> Texto de leitura:
Realizado pela Associação das Indústrias de Móveis do Estado do Rio Grande do Sul (Movergs), nesta edição o evento – que tem o objetivo de reunir profissionais da cadeia produtiva para atualizar conhecimentos, reciclar práticas e ter acesso a novas informações – terá como tema “transformação”.

Jorge Mariano/Revista Móbile

Marcelo Villin Prado, diretor do IEMI - Instituto de Estudos e Marketing Industrial - indústria da transformação

Marcelo Villin Prado, diretor do Iemi – Instituto de Estudos e Marketing Industrial

Uma questão importante que o especialista irá abordar no Congresso é a indústria da transformação, como ocorre o processo para deixar de ser um produto florestal e ser transformado pela indústria.

“Primeiro a árvore é retirada valendo R$ 0,35 o quilo, depois vai para a indústria de painéis valendo R$ 1,30 o quilo (vendido em chapa), no final do processo o móvel vale R$ 6,50 o quilo, isso significa que multiplicou 22 vezes o seu valor original”, explica.

Apenas nessas etapas o processo já envolveu e remunerou 340 mil pessoas diretamente. “Isso é a indústria da transformação, entregar valor, renda e emprego ao mesmo tempo”, afirma.

> Suas tarefas:
1. No texto sobre a indústria da transformação, quantas pessoas o processo envolveu e remunerou diretamente nessas etapas?
2. Transcreva do texto sobre a indústria da transformação o trecho que vai de "Realizado pela Associação" até "transformado pela indústria.".

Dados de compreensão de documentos

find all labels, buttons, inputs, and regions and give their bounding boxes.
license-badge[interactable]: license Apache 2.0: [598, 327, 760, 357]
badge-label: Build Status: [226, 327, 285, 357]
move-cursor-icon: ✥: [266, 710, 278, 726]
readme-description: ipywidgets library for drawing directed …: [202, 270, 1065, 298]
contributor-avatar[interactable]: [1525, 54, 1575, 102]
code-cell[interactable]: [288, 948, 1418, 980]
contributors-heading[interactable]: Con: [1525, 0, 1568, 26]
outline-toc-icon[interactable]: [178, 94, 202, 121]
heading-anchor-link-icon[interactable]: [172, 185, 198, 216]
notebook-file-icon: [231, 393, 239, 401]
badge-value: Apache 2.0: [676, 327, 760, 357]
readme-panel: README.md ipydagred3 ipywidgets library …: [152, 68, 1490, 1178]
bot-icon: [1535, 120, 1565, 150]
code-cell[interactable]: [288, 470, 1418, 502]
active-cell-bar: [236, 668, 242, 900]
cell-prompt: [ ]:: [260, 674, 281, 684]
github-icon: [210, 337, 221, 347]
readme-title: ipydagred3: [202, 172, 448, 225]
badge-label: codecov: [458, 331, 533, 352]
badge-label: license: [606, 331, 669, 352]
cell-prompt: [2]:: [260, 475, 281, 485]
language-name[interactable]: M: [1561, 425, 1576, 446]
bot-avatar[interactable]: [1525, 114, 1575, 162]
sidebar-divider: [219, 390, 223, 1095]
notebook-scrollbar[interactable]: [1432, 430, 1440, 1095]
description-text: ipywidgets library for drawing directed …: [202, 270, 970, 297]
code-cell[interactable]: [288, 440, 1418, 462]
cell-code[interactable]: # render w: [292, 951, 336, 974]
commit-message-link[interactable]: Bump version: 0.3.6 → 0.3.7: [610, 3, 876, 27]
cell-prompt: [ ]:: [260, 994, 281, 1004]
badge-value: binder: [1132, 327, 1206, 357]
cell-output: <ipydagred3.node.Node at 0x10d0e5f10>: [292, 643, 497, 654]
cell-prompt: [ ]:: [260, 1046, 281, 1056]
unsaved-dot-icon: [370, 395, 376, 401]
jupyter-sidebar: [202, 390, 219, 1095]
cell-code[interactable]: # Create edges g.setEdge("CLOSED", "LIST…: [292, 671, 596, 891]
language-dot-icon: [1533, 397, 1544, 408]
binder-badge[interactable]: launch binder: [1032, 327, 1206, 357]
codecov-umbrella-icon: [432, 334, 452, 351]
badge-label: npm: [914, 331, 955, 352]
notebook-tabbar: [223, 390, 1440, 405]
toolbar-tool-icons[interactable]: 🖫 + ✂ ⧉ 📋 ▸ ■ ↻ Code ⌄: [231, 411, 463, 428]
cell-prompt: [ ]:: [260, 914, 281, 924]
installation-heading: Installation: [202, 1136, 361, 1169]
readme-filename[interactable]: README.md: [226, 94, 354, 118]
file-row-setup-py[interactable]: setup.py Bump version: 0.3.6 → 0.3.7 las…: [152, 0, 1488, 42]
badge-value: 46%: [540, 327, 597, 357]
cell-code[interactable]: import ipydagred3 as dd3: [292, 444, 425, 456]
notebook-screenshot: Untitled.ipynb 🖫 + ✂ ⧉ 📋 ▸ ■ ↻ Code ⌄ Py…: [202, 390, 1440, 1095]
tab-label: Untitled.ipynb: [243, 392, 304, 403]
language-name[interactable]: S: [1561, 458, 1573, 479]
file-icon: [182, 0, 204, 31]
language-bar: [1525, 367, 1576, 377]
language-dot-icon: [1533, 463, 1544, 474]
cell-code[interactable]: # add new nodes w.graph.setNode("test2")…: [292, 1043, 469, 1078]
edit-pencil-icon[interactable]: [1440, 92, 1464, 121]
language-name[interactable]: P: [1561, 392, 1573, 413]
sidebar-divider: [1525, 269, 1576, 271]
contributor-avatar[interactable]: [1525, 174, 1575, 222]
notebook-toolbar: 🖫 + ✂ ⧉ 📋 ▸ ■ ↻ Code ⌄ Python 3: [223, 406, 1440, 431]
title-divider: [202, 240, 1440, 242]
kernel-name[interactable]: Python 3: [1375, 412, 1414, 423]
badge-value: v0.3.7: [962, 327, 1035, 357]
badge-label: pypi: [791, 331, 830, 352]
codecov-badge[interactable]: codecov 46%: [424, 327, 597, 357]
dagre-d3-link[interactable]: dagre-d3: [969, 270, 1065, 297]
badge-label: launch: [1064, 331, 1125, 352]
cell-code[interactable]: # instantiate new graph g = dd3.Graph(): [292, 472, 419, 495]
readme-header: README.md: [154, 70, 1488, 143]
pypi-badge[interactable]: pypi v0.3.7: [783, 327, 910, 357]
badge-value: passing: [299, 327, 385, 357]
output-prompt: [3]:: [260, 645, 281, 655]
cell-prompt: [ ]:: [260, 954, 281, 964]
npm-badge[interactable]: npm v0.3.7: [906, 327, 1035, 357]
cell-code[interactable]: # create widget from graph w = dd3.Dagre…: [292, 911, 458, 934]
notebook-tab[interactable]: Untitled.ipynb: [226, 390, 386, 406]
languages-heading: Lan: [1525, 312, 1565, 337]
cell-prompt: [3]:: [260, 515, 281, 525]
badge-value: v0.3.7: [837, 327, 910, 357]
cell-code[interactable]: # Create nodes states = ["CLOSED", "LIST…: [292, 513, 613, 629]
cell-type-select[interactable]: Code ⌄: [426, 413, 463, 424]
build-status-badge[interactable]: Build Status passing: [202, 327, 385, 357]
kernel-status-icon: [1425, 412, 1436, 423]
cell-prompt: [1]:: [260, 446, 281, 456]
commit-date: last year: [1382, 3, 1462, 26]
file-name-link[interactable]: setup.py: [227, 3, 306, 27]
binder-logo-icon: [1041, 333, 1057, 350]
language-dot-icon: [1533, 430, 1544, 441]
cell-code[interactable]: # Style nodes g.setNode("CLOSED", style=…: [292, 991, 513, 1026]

> Resultados por tarefa:
1. 340 mil pessoas.

2.
Realizado pela Associação das Indústrias de Móveis do Estado do Rio Grande do Sul (Movergs), nesta edição o evento – que tem o objetivo de reunir profissionais da cadeia produtiva para atualizar conhecimentos, reciclar práticas e ter acesso a novas informações – terá como tema “transformação”.

Jorge Mariano/Revista Móbile

Marcelo Villin Prado, diretor do IEMI - Instituto de Estudos e Marketing Industrial - indústria da transformação

Marcelo Villin Prado, diretor do Iemi – Instituto de Estudos e Marketing Industrial

Uma questão importante que o especialista irá abordar no Congresso é a indústria da transformação, como ocorre o processo para deixar de ser um produto florestal e ser transformado pela indústria.